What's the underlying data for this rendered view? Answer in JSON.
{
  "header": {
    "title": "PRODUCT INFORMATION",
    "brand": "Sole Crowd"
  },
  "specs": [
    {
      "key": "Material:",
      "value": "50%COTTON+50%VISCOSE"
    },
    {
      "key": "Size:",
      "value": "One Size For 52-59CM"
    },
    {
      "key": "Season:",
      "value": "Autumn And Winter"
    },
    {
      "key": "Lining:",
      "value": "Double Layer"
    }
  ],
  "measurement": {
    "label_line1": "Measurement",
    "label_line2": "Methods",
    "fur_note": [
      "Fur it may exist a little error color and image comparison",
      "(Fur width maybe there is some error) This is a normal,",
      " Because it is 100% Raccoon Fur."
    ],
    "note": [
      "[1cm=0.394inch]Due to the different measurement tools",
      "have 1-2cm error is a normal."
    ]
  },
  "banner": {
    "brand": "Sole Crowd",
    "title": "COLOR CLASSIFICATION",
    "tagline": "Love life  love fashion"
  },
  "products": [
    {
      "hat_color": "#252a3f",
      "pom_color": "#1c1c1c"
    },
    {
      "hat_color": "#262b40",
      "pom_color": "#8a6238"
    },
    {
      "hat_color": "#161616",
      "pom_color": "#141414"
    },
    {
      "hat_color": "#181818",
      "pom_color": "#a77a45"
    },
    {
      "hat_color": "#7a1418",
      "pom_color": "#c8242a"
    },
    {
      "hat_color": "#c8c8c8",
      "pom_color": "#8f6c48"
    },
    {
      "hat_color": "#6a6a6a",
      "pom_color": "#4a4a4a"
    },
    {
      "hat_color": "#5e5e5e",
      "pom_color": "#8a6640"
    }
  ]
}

...

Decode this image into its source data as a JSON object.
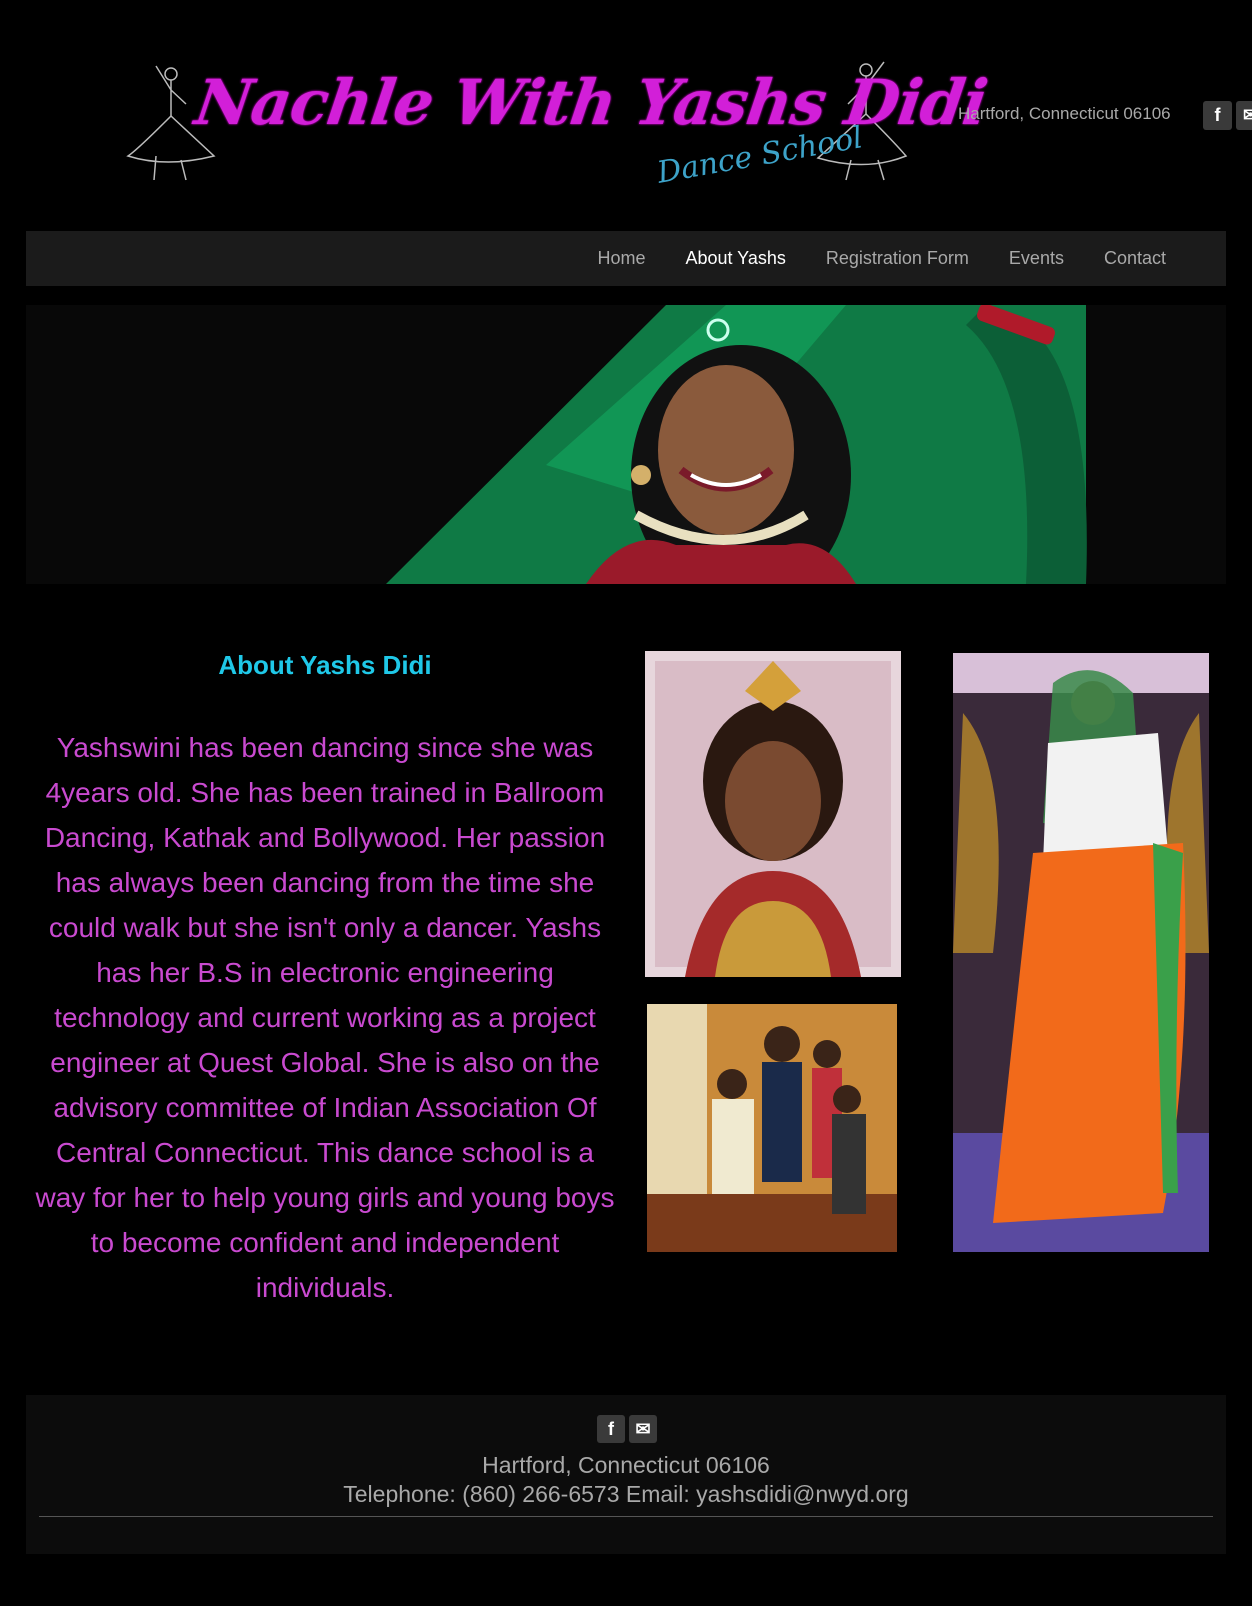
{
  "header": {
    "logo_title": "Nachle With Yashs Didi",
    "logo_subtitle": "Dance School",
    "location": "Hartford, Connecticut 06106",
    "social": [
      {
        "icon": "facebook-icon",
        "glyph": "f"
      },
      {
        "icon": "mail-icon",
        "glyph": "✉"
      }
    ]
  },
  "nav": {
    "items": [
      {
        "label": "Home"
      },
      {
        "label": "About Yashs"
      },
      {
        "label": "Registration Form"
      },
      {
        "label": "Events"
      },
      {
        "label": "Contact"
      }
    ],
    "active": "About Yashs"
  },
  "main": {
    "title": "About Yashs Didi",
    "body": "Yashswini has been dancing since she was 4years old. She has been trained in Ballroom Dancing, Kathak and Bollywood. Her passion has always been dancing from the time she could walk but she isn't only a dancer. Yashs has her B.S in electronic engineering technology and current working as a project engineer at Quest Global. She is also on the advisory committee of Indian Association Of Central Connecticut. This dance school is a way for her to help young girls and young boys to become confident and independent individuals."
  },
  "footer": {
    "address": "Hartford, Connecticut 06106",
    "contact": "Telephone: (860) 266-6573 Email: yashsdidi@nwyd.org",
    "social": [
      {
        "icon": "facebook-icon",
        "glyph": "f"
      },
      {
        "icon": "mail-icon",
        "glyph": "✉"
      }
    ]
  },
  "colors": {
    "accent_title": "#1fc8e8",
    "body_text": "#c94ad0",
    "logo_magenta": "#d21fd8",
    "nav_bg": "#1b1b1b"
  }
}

Problem to solve ▸ Copy down every line of the entries containing the word "data".

Response to this task ▸
What's the underlying data for this rendered view? Answer in JSON.
Decode this image into its source data as a JSON object.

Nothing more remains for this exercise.